[Begin DATASET EXTRACT]

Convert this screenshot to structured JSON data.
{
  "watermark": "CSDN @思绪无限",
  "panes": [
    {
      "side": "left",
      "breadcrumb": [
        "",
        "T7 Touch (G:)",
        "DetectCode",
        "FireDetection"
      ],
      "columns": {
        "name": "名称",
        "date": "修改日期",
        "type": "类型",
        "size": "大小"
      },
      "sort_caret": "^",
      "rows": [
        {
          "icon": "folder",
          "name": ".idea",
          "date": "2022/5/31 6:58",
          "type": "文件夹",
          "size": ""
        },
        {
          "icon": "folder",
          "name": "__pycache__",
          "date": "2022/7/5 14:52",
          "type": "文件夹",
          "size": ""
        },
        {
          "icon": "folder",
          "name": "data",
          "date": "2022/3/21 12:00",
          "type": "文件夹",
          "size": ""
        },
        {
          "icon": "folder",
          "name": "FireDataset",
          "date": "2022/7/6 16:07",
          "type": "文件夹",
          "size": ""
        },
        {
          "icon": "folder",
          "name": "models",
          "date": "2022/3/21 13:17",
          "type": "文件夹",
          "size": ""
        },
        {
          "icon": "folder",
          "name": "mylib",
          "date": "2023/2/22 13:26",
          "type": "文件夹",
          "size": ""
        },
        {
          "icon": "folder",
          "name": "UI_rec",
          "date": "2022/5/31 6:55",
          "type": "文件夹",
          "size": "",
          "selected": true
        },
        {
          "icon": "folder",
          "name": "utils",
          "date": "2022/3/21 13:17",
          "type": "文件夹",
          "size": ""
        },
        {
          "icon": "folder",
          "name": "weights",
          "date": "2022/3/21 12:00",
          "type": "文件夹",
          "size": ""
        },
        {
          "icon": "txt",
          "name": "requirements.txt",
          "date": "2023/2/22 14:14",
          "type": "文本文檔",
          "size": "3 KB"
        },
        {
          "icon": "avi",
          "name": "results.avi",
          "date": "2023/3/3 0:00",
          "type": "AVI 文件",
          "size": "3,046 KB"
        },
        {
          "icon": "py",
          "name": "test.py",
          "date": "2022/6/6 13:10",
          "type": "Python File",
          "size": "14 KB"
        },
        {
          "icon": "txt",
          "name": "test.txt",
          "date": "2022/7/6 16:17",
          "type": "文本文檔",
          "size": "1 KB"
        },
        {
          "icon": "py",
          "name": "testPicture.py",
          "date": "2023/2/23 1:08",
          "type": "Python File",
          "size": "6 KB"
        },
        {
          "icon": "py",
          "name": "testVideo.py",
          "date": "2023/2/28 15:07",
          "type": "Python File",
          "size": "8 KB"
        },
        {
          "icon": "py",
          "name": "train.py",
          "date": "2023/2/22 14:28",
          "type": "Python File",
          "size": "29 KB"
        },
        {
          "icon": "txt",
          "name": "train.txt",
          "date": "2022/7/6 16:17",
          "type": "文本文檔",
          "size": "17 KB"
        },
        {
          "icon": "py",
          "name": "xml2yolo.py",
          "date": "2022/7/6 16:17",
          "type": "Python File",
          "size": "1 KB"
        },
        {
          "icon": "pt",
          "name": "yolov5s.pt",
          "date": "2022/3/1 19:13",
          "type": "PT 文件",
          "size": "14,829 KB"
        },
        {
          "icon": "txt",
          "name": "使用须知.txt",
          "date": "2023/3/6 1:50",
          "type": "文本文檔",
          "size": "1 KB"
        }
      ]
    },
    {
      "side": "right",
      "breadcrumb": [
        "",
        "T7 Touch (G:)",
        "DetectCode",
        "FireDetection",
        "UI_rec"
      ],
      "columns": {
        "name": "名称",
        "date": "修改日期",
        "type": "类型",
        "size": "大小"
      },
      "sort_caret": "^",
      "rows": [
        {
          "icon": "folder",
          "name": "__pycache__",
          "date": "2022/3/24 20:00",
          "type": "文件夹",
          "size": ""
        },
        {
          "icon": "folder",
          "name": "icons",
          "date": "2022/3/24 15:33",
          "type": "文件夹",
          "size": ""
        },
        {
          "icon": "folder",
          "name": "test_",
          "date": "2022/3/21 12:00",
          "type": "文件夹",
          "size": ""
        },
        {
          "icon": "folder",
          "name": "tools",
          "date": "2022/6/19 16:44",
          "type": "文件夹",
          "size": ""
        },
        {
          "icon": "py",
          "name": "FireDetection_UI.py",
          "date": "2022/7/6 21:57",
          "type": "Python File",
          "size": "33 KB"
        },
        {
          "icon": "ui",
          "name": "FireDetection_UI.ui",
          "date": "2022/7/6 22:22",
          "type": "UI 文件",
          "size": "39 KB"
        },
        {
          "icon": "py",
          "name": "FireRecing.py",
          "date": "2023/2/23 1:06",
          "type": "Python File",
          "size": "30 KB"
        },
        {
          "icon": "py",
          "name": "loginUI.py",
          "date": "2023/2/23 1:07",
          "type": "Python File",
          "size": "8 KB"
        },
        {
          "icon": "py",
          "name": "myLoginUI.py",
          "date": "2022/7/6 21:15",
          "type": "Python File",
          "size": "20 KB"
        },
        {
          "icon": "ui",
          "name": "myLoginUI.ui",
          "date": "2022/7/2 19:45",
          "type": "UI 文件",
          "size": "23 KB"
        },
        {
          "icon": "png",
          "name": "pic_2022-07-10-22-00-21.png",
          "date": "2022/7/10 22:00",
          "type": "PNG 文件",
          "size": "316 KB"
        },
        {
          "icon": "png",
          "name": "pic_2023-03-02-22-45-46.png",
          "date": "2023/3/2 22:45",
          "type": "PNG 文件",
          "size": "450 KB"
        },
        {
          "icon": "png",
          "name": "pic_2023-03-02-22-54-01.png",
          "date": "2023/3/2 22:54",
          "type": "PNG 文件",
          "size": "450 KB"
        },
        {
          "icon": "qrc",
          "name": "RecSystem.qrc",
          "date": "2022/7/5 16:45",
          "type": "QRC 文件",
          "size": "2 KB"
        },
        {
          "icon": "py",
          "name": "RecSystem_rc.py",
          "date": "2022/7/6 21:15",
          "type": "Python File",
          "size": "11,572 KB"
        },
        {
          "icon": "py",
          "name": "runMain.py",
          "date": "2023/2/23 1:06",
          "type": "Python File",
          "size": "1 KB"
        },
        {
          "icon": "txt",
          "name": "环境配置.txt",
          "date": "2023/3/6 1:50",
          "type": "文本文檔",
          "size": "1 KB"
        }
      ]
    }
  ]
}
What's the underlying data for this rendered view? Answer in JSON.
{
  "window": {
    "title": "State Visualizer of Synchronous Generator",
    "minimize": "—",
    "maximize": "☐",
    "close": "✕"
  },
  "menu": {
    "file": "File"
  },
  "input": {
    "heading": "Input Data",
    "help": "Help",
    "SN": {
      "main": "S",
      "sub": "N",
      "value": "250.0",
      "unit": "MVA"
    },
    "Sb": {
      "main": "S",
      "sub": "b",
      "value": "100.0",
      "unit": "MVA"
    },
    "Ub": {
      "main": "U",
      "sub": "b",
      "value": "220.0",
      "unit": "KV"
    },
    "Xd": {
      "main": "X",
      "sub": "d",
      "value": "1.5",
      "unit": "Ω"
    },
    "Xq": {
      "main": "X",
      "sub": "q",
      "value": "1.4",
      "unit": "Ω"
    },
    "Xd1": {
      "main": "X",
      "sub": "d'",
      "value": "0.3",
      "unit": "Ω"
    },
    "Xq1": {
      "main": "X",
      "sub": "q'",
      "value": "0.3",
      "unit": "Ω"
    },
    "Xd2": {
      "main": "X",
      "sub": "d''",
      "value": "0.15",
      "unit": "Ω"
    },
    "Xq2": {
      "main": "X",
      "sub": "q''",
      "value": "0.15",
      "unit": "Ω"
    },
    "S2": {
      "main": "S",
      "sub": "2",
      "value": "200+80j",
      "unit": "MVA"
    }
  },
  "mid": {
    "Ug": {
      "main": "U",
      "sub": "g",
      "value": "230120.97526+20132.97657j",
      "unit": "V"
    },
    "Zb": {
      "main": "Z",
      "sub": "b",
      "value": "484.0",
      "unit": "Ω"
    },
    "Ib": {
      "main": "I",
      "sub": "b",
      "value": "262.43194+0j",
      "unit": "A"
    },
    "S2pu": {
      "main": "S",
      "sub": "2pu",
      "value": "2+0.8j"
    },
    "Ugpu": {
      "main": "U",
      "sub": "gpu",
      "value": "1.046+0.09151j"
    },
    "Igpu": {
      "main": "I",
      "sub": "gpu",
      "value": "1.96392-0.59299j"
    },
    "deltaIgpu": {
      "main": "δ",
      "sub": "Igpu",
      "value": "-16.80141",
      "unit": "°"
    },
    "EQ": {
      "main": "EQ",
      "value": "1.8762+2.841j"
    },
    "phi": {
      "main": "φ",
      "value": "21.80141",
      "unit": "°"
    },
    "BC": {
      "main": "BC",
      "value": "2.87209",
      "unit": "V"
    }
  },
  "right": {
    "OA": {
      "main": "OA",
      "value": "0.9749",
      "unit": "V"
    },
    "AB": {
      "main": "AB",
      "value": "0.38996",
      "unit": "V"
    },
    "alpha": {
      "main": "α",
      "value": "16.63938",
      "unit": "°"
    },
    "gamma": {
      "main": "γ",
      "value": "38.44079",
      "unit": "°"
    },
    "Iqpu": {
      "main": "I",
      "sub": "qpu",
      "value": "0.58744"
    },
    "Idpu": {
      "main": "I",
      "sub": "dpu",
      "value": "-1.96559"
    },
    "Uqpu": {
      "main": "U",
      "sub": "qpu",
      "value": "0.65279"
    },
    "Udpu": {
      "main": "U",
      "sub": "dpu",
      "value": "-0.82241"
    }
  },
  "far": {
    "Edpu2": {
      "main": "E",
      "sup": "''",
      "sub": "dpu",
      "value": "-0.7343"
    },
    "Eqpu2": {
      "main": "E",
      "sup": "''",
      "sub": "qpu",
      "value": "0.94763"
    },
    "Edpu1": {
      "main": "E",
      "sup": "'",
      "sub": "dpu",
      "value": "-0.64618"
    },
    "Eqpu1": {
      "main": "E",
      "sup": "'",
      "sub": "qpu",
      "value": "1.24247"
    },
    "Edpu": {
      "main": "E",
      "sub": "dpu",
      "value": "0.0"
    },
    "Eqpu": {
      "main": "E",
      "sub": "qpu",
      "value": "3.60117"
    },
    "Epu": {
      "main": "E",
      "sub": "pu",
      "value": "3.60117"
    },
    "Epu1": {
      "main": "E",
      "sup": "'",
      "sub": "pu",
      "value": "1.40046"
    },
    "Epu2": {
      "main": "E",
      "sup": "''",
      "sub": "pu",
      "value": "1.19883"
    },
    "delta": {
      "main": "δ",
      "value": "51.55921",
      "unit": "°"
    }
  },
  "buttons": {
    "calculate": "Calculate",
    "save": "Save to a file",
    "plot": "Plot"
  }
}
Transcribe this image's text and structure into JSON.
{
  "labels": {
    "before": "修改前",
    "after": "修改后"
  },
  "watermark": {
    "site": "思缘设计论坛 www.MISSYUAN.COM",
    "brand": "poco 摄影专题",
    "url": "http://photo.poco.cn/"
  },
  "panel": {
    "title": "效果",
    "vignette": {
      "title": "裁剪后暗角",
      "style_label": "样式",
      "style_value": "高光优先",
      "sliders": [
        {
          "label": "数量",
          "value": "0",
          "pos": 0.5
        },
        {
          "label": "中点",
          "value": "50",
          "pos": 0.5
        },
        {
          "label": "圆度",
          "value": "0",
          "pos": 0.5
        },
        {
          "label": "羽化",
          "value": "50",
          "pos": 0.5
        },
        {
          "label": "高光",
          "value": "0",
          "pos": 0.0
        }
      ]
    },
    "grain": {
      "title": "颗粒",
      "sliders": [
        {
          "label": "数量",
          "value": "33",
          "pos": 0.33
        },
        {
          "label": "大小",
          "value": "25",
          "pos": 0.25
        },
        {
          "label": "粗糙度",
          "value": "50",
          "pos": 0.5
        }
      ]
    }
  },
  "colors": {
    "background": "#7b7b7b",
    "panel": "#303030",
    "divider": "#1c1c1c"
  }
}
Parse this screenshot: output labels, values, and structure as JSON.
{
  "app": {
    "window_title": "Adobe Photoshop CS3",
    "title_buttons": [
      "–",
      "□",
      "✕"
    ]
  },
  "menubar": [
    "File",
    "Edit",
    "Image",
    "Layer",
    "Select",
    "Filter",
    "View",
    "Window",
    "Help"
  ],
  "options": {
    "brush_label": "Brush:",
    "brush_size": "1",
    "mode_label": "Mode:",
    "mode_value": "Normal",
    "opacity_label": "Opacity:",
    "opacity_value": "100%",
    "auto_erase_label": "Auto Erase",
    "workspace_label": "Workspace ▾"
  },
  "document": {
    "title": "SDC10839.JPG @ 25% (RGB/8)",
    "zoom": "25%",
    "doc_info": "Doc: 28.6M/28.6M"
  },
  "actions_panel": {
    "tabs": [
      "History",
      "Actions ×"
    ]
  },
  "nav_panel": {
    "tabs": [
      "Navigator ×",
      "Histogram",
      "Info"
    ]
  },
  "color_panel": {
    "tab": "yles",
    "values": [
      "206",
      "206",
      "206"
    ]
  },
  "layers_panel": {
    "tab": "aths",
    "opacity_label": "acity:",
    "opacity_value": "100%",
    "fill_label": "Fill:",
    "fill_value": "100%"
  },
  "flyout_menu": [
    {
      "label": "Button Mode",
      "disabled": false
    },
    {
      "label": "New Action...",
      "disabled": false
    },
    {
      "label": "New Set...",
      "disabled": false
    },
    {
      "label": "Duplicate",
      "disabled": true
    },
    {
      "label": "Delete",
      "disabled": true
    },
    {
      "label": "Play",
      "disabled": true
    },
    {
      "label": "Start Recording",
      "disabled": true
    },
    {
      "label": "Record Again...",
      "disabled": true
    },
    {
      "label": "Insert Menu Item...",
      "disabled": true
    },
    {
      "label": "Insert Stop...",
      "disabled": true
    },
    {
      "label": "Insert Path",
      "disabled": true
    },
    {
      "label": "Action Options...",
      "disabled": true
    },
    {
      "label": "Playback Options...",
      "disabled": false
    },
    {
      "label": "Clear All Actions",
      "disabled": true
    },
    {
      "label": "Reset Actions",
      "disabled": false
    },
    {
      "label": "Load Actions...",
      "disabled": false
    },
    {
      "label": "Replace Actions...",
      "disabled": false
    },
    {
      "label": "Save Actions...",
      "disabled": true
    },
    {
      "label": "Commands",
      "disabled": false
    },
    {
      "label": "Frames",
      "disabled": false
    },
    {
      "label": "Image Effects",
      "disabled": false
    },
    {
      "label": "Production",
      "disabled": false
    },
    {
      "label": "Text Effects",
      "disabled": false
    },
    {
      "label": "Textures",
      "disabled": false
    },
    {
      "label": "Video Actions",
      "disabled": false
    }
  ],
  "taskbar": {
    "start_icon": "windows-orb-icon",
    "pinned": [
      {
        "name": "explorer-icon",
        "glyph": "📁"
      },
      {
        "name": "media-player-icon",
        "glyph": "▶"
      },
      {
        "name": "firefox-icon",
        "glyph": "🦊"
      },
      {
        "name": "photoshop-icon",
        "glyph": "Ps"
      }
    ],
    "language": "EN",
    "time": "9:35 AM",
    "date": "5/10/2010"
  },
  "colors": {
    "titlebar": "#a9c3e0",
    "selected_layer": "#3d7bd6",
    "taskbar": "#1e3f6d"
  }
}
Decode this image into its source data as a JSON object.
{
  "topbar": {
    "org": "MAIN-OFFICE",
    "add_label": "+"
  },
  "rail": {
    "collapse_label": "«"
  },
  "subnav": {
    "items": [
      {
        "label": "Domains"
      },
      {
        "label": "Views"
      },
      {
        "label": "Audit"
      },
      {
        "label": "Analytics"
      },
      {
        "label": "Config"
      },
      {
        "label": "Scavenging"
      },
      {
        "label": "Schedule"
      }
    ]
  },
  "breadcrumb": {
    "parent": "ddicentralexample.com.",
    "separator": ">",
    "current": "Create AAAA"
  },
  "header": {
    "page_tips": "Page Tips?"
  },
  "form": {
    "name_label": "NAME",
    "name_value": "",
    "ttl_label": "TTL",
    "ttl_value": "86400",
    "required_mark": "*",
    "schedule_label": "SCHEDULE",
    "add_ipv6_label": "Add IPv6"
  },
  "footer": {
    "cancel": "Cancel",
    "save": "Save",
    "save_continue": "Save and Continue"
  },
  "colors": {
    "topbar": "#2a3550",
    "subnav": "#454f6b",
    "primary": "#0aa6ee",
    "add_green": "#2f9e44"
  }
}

[End DATASET EXTRACT]

Read the data above. Pull out each line in which the string "labels" appears.

■ **ANSWER TO THIS TASK**:
  "labels": {
Parse this screenshot: output labels, values, and structure as JSON.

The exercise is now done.